- _課題一覧_:
a: 抜粋本文によると、所属欲求はマズローの欲求段階説のどこに位置づけられているか。
b: 抜粋本文に名前が出てくる欲求をすべて挙げよ。
c: 抜粋本文の「そのかわり、所属欲求が優位な社会は“しがらみ”も大きく、個人が自由に生きようと思っても、そう簡単には生きられなかった。」という一文を英語に訳せ。

- _抜粋本文_:
====

彼らのモチベーション源は承認欲求ではなく所属欲求

 
 知らない人もいそうなので説明しておくと、所属欲求とは、マズローの欲求段階説の上から三番目、承認欲求のひとつ下に位置づけられている欲求だ。
 

 承認欲求と所属欲求は人間関係にまつわる欲求で、モチベーション源として有力だ。だが両者はかなり違っていて、「個人として褒められたい」「個人として注目されたい」承認欲求に対し、所属欲求は「皆と仲間意識を共有したい」「同じユニフォームに袖を通したい」「親しい人と一緒にいたい」……といった集団的な特徴を持っている。
 
 昔の日本では、承認欲求よりも所属欲求のほうがモチベーション源として重要で、そうした状況のもとで封建制度や地域社会が成立してきた。そのかわり、所属欲求が優位な社会は“しがらみ”も大きく、個人が自由に生きようと思っても、そう簡単には生きられなかった。
  
 で、ここからが本題。このマズローに沿って『鉄血のオルフェンズ』の登場人物達のモチベーションの描かれかたを示してみる。まずは鉄華団。
 

 
 鉄華団のメンバーは貧しく危険な状況に晒されているわけで、モチベーション源としての生理的欲求や安全欲求は無視できない。じゃあ、人間関係にまつわる欲求はどうかというと、個人的な承認欲求はほとんど欠落していて、もっぱら所属欲求をモチベーション源として行動している。

====

- _提供データ_:
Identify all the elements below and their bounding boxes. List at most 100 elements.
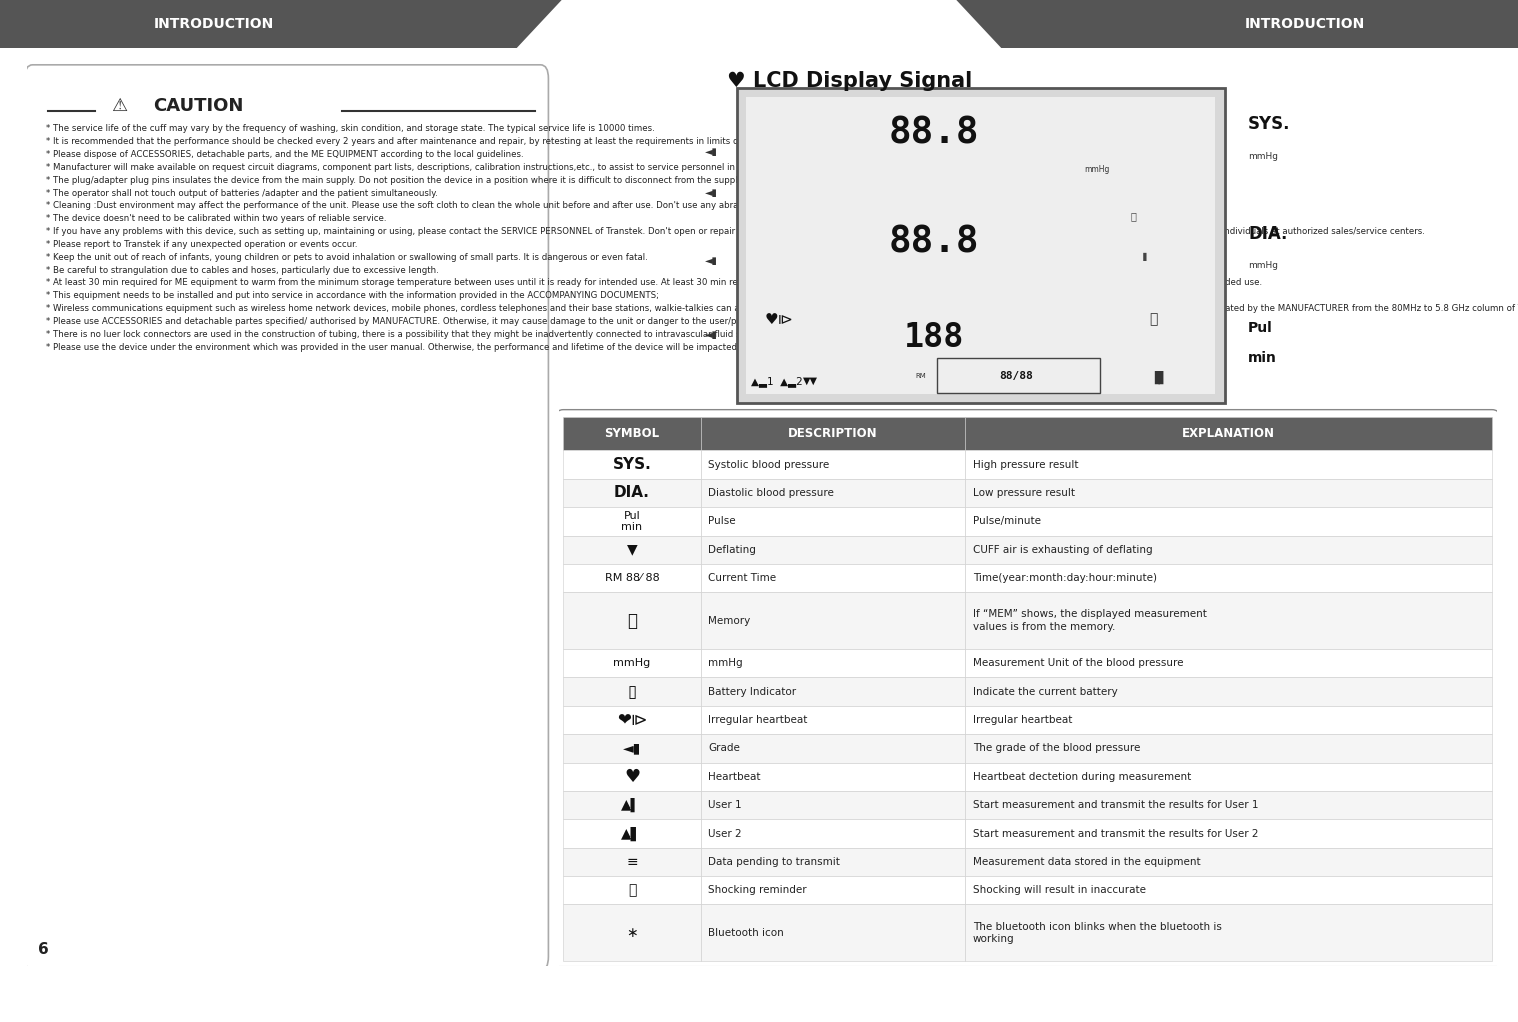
Text: 88.8: 88.8	[888, 225, 979, 261]
Text: ▼: ▼	[627, 543, 638, 557]
Text: Shocking reminder: Shocking reminder	[709, 885, 808, 895]
Text: Data pending to transmit: Data pending to transmit	[709, 856, 839, 867]
Text: ➰: ➰	[628, 883, 636, 897]
Text: Bluetooth icon: Bluetooth icon	[709, 928, 783, 938]
Text: mmHg: mmHg	[613, 658, 651, 668]
Text: Start measurement and transmit the results for User 1: Start measurement and transmit the resul…	[973, 800, 1258, 810]
Bar	[701, 649, 965, 678]
Text: Indicate the current battery: Indicate the current battery	[973, 687, 1117, 697]
Text: INTRODUCTION: INTRODUCTION	[153, 17, 273, 31]
Text: Measurement data stored in the equipment: Measurement data stored in the equipment	[973, 856, 1201, 867]
Bar	[701, 478, 965, 507]
Text: 88.8: 88.8	[888, 115, 979, 151]
Text: Memory: Memory	[709, 615, 750, 625]
Bar	[965, 706, 1492, 734]
Bar	[701, 678, 965, 706]
Text: ⚠: ⚠	[111, 97, 128, 115]
Text: ▲▌: ▲▌	[621, 827, 642, 841]
Bar	[965, 678, 1492, 706]
Text: Grade: Grade	[709, 743, 741, 753]
Bar	[563, 507, 701, 536]
Bar	[965, 593, 1492, 649]
Text: ⌕: ⌕	[627, 611, 638, 630]
Bar	[965, 847, 1492, 876]
Text: SYMBOL: SYMBOL	[604, 427, 660, 440]
Bar	[563, 762, 701, 791]
Bar	[563, 564, 701, 593]
Text: Pul: Pul	[1248, 321, 1274, 335]
Text: The grade of the blood pressure: The grade of the blood pressure	[973, 743, 1140, 753]
Bar	[563, 451, 701, 478]
Text: mmHg: mmHg	[1084, 166, 1110, 175]
Text: ♥ LCD Display Signal: ♥ LCD Display Signal	[727, 72, 973, 91]
Bar	[701, 762, 965, 791]
Text: If “MEM” shows, the displayed measurement
values is from the memory.: If “MEM” shows, the displayed measuremen…	[973, 609, 1207, 632]
Text: ≡: ≡	[627, 854, 638, 869]
Text: * The service life of the cuff may vary by the frequency of washing, skin condit: * The service life of the cuff may vary …	[46, 125, 1518, 352]
Text: Current Time: Current Time	[709, 573, 776, 584]
Text: ◄▮: ◄▮	[706, 257, 718, 267]
Bar	[965, 417, 1492, 451]
Bar	[965, 564, 1492, 593]
Text: DIA.: DIA.	[1248, 225, 1287, 243]
Bar	[965, 536, 1492, 564]
Bar	[965, 507, 1492, 536]
Text: ⦿: ⦿	[1131, 212, 1137, 221]
Text: ♥⧐: ♥⧐	[765, 312, 794, 327]
Bar	[965, 478, 1492, 507]
Text: SYS.: SYS.	[613, 457, 651, 472]
Bar	[563, 847, 701, 876]
Text: User 1: User 1	[709, 800, 742, 810]
Text: Irregular heartbeat: Irregular heartbeat	[709, 715, 808, 725]
Text: 7: 7	[1477, 946, 1488, 962]
Bar	[965, 791, 1492, 820]
Bar	[965, 734, 1492, 762]
Bar	[701, 706, 965, 734]
FancyBboxPatch shape	[24, 64, 548, 970]
Bar	[965, 762, 1492, 791]
Bar	[563, 734, 701, 762]
Bar	[563, 649, 701, 678]
Text: mmHg: mmHg	[1248, 151, 1278, 160]
Text: Measurement Unit of the blood pressure: Measurement Unit of the blood pressure	[973, 658, 1184, 668]
Text: ❤⧐: ❤⧐	[616, 711, 647, 729]
Text: User 2: User 2	[709, 829, 742, 838]
Text: DESCRIPTION: DESCRIPTION	[788, 427, 877, 440]
Text: ▲▍: ▲▍	[621, 798, 642, 812]
Text: Pulse: Pulse	[709, 516, 736, 526]
Bar	[965, 876, 1492, 904]
Bar	[563, 820, 701, 847]
Text: DIA.: DIA.	[615, 485, 650, 501]
Bar	[965, 904, 1492, 962]
Bar	[563, 904, 701, 962]
Bar	[701, 847, 965, 876]
Bar	[965, 451, 1492, 478]
Text: Shocking will result in inaccurate: Shocking will result in inaccurate	[973, 885, 1146, 895]
Text: INTRODUCTION: INTRODUCTION	[1245, 17, 1365, 31]
Text: Diastolic blood pressure: Diastolic blood pressure	[709, 487, 835, 498]
Bar	[701, 536, 965, 564]
Text: 88/88: 88/88	[999, 371, 1034, 381]
Text: ◄▮: ◄▮	[706, 330, 718, 339]
Bar	[563, 478, 701, 507]
Bar	[965, 649, 1492, 678]
Text: Heartbeat dectetion during measurement: Heartbeat dectetion during measurement	[973, 772, 1192, 782]
Text: ▲▃1  ▲▃2: ▲▃1 ▲▃2	[751, 376, 803, 386]
Bar	[563, 417, 701, 451]
Text: The bluetooth icon blinks when the bluetooth is
working: The bluetooth icon blinks when the bluet…	[973, 922, 1222, 944]
Bar	[563, 876, 701, 904]
Text: CUFF air is exhausting of deflating: CUFF air is exhausting of deflating	[973, 545, 1152, 555]
FancyBboxPatch shape	[747, 97, 1216, 394]
Text: ▯: ▯	[627, 683, 636, 701]
Text: Heartbeat: Heartbeat	[709, 772, 761, 782]
Bar	[563, 706, 701, 734]
Bar	[701, 564, 965, 593]
Bar	[701, 507, 965, 536]
Text: RM: RM	[915, 373, 926, 379]
Polygon shape	[0, 0, 562, 48]
Bar	[701, 734, 965, 762]
Text: Low pressure result: Low pressure result	[973, 487, 1075, 498]
Text: Systolic blood pressure: Systolic blood pressure	[709, 460, 829, 469]
Text: ∗: ∗	[627, 926, 638, 940]
Text: ♥: ♥	[624, 768, 641, 786]
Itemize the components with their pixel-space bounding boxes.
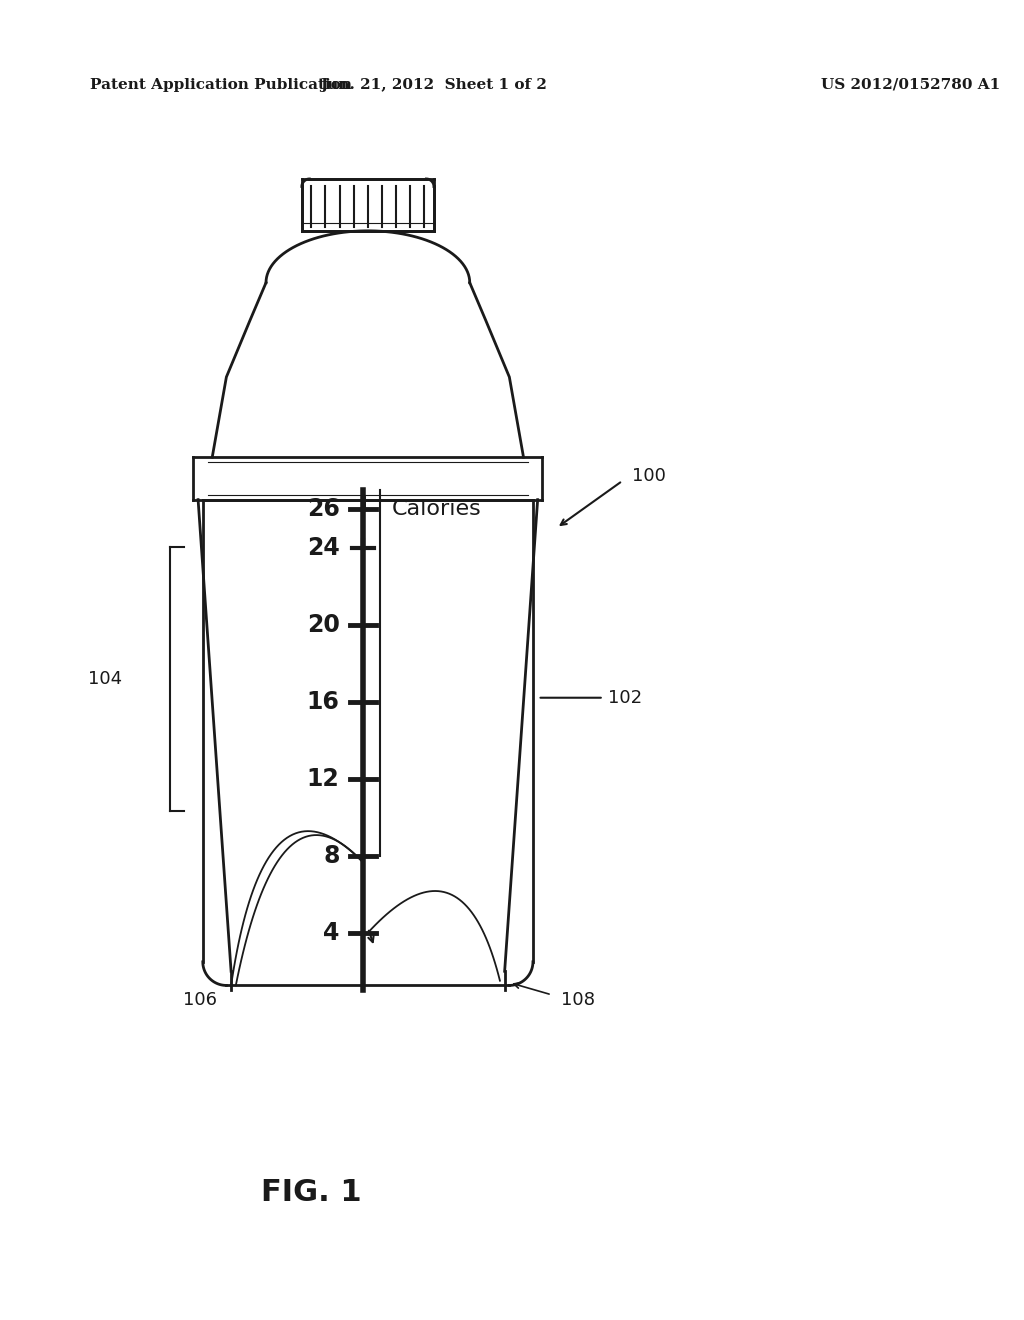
Text: 20: 20 [307,612,340,638]
Text: Patent Application Publication: Patent Application Publication [90,78,351,91]
Text: US 2012/0152780 A1: US 2012/0152780 A1 [820,78,999,91]
Text: 102: 102 [608,689,642,706]
Text: 16: 16 [307,690,340,714]
Text: 100: 100 [632,467,666,484]
Text: Jun. 21, 2012  Sheet 1 of 2: Jun. 21, 2012 Sheet 1 of 2 [321,78,548,91]
Text: 4: 4 [324,921,340,945]
Text: 104: 104 [88,669,123,688]
Text: 108: 108 [561,990,595,1008]
Text: 24: 24 [307,536,340,560]
Text: 8: 8 [323,843,340,867]
Text: FIG. 1: FIG. 1 [261,1179,361,1208]
Text: 12: 12 [307,767,340,791]
Text: Calories: Calories [391,499,481,520]
Text: 106: 106 [183,990,217,1008]
Text: 26: 26 [307,498,340,521]
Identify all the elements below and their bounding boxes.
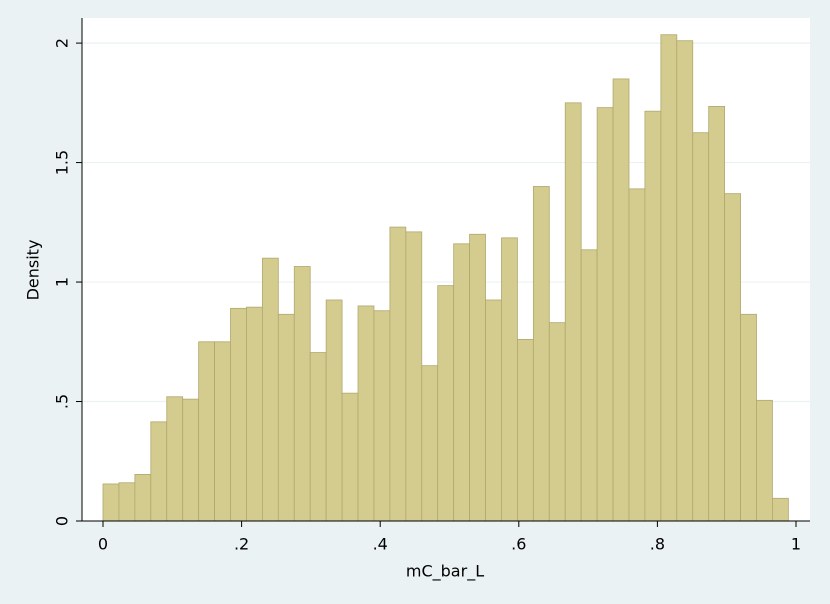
x-tick-label: .2 <box>234 535 249 554</box>
bar <box>517 338 534 522</box>
bar <box>357 305 375 522</box>
bar <box>421 365 439 522</box>
bar <box>214 341 231 522</box>
bar <box>485 299 502 522</box>
bar <box>453 243 470 522</box>
bar <box>166 396 184 522</box>
bar <box>309 352 327 522</box>
bar <box>246 306 263 522</box>
bar <box>437 285 455 522</box>
bar <box>389 226 407 522</box>
bar <box>628 188 646 522</box>
bar <box>756 399 773 522</box>
bar <box>564 102 582 522</box>
bar <box>580 249 598 522</box>
bar <box>772 497 789 522</box>
bar <box>198 341 215 522</box>
bar <box>644 110 662 522</box>
y-tick-label: .5 <box>53 394 72 409</box>
bar <box>150 421 168 522</box>
bar <box>293 266 311 522</box>
x-tick-label: .6 <box>511 535 526 554</box>
x-tick-label: 0 <box>98 535 108 554</box>
y-tick-label: 0 <box>53 516 72 526</box>
bar <box>261 257 279 522</box>
bar <box>548 322 566 522</box>
bar <box>596 107 614 522</box>
x-tick-label: .4 <box>373 535 388 554</box>
x-tick-label: .8 <box>650 535 665 554</box>
bar <box>134 474 152 522</box>
bar <box>118 482 136 522</box>
bar <box>692 132 710 522</box>
x-axis-label: mC_bar_L <box>406 562 484 582</box>
bar <box>469 233 486 522</box>
y-axis-label: Density <box>24 240 43 301</box>
bar <box>325 299 343 522</box>
bar <box>341 392 359 522</box>
bar <box>724 193 741 522</box>
bar <box>740 313 757 522</box>
bar <box>405 231 423 522</box>
x-tick-label: 1 <box>791 535 801 554</box>
bar <box>102 483 120 522</box>
bar <box>277 313 295 522</box>
bar <box>660 34 678 522</box>
bar <box>708 106 726 522</box>
y-tick-label: 1.5 <box>53 150 72 175</box>
bar <box>676 40 694 522</box>
bar <box>373 310 391 522</box>
y-tick-label: 1 <box>53 277 72 287</box>
bar <box>532 186 550 522</box>
bar <box>501 237 518 522</box>
bar <box>182 398 200 522</box>
bar <box>230 307 247 522</box>
y-tick-label: 2 <box>53 38 72 48</box>
bar <box>612 78 630 522</box>
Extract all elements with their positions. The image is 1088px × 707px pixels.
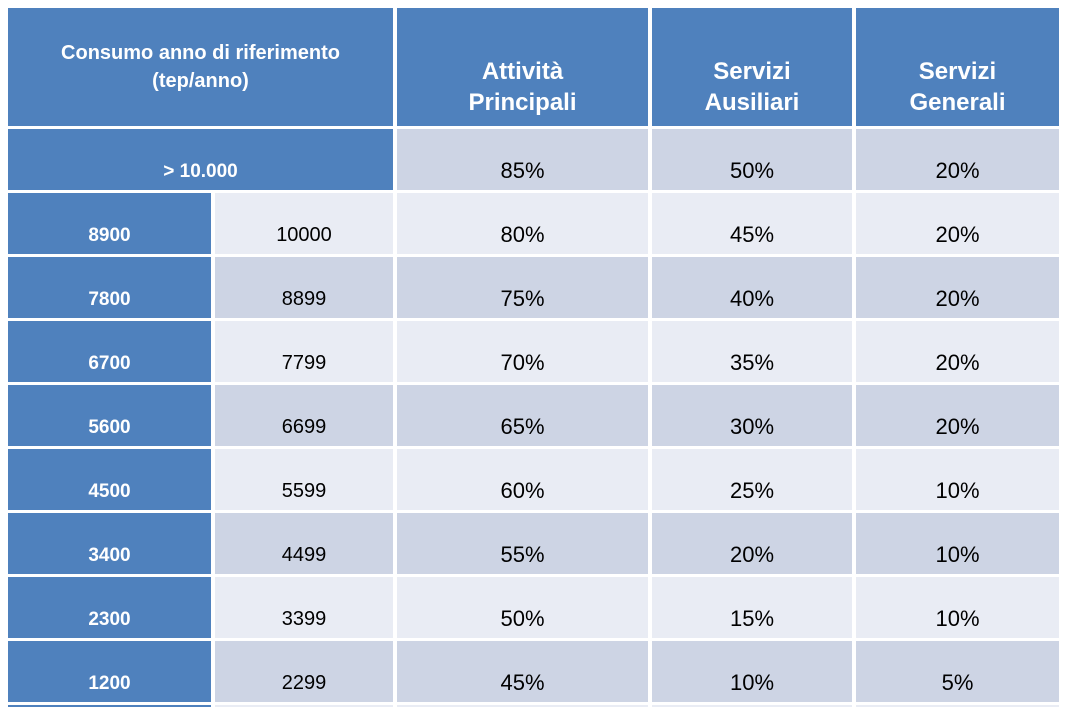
range-min-cell: 1200 [8,641,211,702]
generali-pct-cell: 10% [856,577,1059,638]
ausiliari-pct-cell: 25% [652,449,852,510]
table-row: 100 1199 40% 5% 5% [8,705,1059,707]
table-row: 3400 4499 55% 20% 10% [8,513,1059,574]
generali-pct-cell: 5% [856,641,1059,702]
ausiliari-pct-cell: 35% [652,321,852,382]
ausiliari-pct-cell: 10% [652,641,852,702]
ausiliari-pct-cell: 5% [652,705,852,707]
header-attivita-line2: Principali [468,88,577,116]
generali-pct-cell: 10% [856,449,1059,510]
generali-pct-cell: 5% [856,705,1059,707]
range-min-cell: 8900 [8,193,211,254]
consumption-reference-table: Consumo anno di riferimento (tep/anno) A… [4,5,1063,707]
generali-pct-cell: 20% [856,257,1059,318]
range-max-cell: 1199 [215,705,393,707]
header-generali-cell: Servizi Generali [856,8,1059,126]
ausiliari-pct-cell: 40% [652,257,852,318]
range-max-cell: 5599 [215,449,393,510]
ausiliari-pct-cell: 20% [652,513,852,574]
range-max-cell: 3399 [215,577,393,638]
header-consumo-line1: Consumo anno di riferimento [61,42,340,64]
range-min-cell: 7800 [8,257,211,318]
attivita-pct-cell: 85% [397,129,648,190]
attivita-pct-cell: 45% [397,641,648,702]
range-min-cell: 6700 [8,321,211,382]
attivita-pct-cell: 65% [397,385,648,446]
table-row: 7800 8899 75% 40% 20% [8,257,1059,318]
range-max-cell: 7799 [215,321,393,382]
table-row: 5600 6699 65% 30% 20% [8,385,1059,446]
range-max-cell: 10000 [215,193,393,254]
table-row-gt-10000: > 10.000 85% 50% 20% [8,129,1059,190]
range-cell: > 10.000 [8,129,393,190]
generali-pct-cell: 10% [856,513,1059,574]
generali-pct-cell: 20% [856,193,1059,254]
header-ausiliari-cell: Servizi Ausiliari [652,8,852,126]
range-min-cell: 2300 [8,577,211,638]
table-row: 8900 10000 80% 45% 20% [8,193,1059,254]
header-consumo-cell: Consumo anno di riferimento (tep/anno) [8,8,393,126]
table-row: 2300 3399 50% 15% 10% [8,577,1059,638]
header-attivita-cell: Attività Principali [397,8,648,126]
header-consumo-line2: (tep/anno) [152,70,249,92]
generali-pct-cell: 20% [856,129,1059,190]
range-max-cell: 6699 [215,385,393,446]
attivita-pct-cell: 55% [397,513,648,574]
range-min-cell: 5600 [8,385,211,446]
range-max-cell: 4499 [215,513,393,574]
header-generali-line2: Generali [909,88,1006,116]
ausiliari-pct-cell: 50% [652,129,852,190]
attivita-pct-cell: 40% [397,705,648,707]
table-row: 6700 7799 70% 35% 20% [8,321,1059,382]
attivita-pct-cell: 80% [397,193,648,254]
ausiliari-pct-cell: 15% [652,577,852,638]
header-attivita-line1: Attività [481,57,564,85]
ausiliari-pct-cell: 30% [652,385,852,446]
table-row: 4500 5599 60% 25% 10% [8,449,1059,510]
attivita-pct-cell: 60% [397,449,648,510]
range-min-cell: 100 [8,705,211,707]
generali-pct-cell: 20% [856,385,1059,446]
range-min-cell: 4500 [8,449,211,510]
header-generali-line1: Servizi [918,57,997,85]
attivita-pct-cell: 75% [397,257,648,318]
range-max-cell: 8899 [215,257,393,318]
attivita-pct-cell: 70% [397,321,648,382]
attivita-pct-cell: 50% [397,577,648,638]
generali-pct-cell: 20% [856,321,1059,382]
table-row: 1200 2299 45% 10% 5% [8,641,1059,702]
ausiliari-pct-cell: 45% [652,193,852,254]
header-ausiliari-line1: Servizi [713,57,791,85]
header-ausiliari-line2: Ausiliari [704,88,800,116]
range-max-cell: 2299 [215,641,393,702]
range-min-cell: 3400 [8,513,211,574]
table-header-row: Consumo anno di riferimento (tep/anno) A… [8,8,1059,126]
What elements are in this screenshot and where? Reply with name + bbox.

====

- _最終的な答え_:
a: 上から三番目で、承認欲求のひとつ下に位置づけられている。

b: 所属欲求、承認欲求、生理的欲求、安全欲求

c: On the other hand, societies in which the need for belonging was dominant also had strong social ties and obligations, and even when individuals wanted to live freely, they could not easily do so.